[Stored records]
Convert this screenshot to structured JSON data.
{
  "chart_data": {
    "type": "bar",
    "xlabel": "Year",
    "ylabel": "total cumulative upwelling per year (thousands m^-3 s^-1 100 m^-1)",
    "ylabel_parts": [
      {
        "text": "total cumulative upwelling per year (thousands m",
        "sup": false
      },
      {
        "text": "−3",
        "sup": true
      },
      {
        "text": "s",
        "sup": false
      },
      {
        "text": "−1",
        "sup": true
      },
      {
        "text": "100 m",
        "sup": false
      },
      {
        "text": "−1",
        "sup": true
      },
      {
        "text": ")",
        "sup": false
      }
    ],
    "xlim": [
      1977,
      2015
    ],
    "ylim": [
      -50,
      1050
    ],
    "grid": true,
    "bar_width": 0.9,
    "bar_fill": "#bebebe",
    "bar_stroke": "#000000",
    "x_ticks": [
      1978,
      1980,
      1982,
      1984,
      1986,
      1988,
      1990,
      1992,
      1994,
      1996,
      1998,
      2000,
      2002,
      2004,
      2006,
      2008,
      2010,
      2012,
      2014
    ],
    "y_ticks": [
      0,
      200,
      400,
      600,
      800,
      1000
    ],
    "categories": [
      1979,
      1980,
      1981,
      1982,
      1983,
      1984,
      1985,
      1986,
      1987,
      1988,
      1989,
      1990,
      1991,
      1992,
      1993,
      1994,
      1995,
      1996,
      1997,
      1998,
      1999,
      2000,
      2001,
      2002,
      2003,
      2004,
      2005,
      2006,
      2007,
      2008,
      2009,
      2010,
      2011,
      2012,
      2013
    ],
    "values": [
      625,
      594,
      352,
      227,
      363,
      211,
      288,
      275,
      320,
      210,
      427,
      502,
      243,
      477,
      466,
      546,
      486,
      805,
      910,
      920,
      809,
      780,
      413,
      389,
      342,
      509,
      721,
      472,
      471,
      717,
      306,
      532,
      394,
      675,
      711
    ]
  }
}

» Instructions to follow
Copy all lines from the material that hold "cumulative".

» Exercise output
    "ylabel": "total cumulative upwelling per year (thousands m^-3 s^-1 100 m^-1)",
        "text": "total cumulative upwelling per year (thousands m",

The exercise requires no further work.